__Collection entries__
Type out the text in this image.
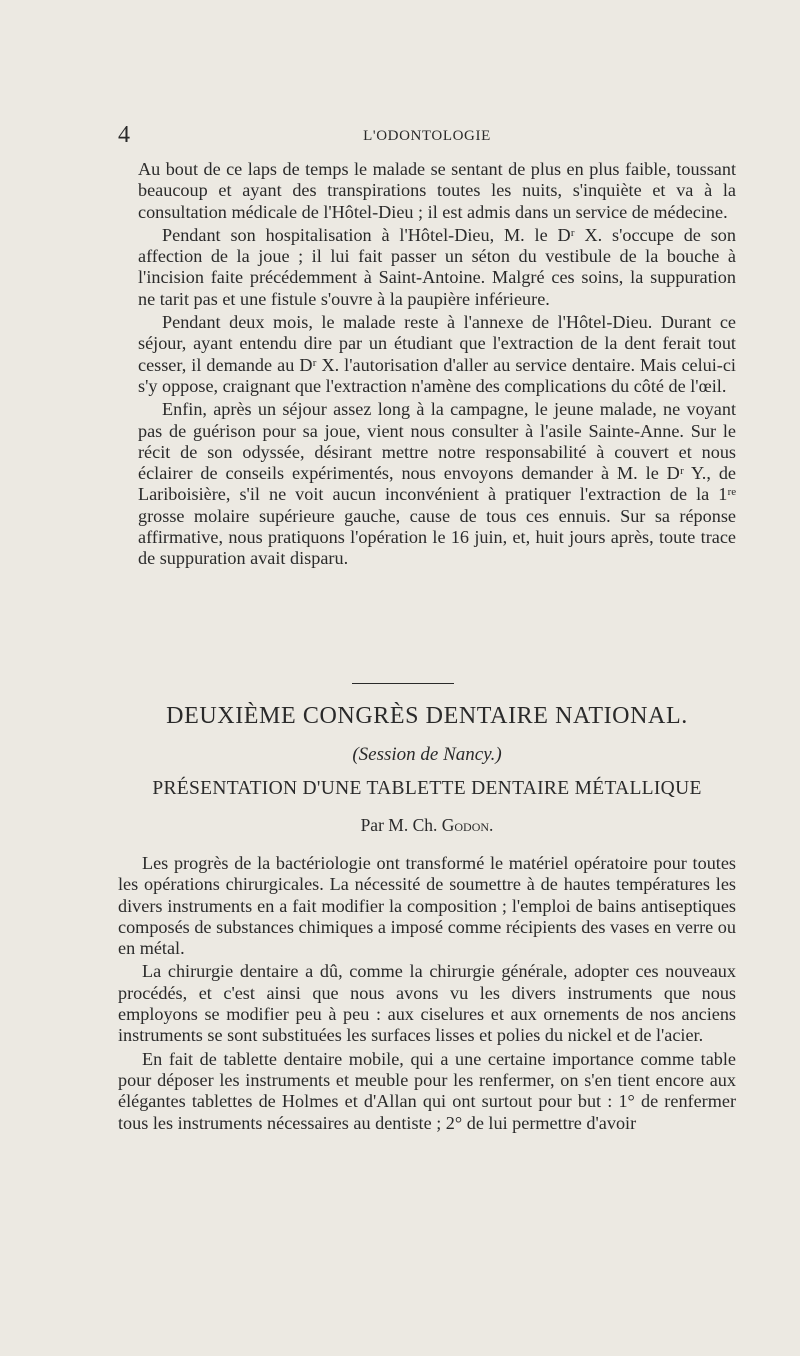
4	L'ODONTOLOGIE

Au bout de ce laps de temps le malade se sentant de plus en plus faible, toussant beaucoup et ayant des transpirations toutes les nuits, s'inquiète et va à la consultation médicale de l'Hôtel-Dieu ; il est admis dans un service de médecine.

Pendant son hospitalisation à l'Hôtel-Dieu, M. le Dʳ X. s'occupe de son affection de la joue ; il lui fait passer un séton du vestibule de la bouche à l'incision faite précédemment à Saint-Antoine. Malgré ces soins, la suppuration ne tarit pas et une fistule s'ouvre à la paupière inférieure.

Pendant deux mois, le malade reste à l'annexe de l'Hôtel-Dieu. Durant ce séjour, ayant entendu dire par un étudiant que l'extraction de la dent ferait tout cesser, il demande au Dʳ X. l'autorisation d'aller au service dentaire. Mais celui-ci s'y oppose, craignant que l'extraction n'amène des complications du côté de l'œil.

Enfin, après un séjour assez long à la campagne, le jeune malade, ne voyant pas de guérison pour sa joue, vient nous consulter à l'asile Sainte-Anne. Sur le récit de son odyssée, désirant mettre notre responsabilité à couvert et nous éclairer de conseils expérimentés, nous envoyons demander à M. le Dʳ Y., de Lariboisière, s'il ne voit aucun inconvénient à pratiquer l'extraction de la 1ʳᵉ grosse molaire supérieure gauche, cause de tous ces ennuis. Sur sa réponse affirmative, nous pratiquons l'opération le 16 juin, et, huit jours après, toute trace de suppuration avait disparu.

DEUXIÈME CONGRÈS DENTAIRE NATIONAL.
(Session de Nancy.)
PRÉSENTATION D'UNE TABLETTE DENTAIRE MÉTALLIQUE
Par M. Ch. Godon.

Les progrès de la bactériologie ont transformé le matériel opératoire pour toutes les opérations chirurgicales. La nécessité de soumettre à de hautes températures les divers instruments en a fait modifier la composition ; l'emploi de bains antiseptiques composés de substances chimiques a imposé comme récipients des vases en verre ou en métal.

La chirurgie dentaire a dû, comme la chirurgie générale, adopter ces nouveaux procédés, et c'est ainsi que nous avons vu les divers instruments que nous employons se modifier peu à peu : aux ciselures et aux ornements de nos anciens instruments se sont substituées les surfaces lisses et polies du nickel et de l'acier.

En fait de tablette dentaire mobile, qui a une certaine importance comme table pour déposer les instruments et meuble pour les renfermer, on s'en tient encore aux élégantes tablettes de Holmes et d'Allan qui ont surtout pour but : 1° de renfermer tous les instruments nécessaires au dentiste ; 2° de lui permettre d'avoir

__REQUEST__
Filter the listing above for the string "Dieu" and copy every matching line.

__WRITTEN ANSWER__
Au bout de ce laps de temps le malade se sentant de plus en plus faible, toussant beaucoup et ayant des transpirations toutes les nuits, s'inquiète et va à la consultation médicale de l'Hôtel-Dieu ; il est admis dans un service de médecine.
Pendant son hospitalisation à l'Hôtel-Dieu, M. le Dʳ X. s'occupe de son affection de la joue ; il lui fait passer un séton du vestibule de la bouche à l'incision faite précédemment à Saint-Antoine. Malgré ces soins, la suppuration ne tarit pas et une fistule s'ouvre à la paupière inférieure.
Pendant deux mois, le malade reste à l'annexe de l'Hôtel-Dieu. Durant ce séjour, ayant entendu dire par un étudiant que l'extraction de la dent ferait tout cesser, il demande au Dʳ X. l'autorisation d'aller au service dentaire. Mais celui-ci s'y oppose, craignant que l'extraction n'amène des complications du côté de l'œil.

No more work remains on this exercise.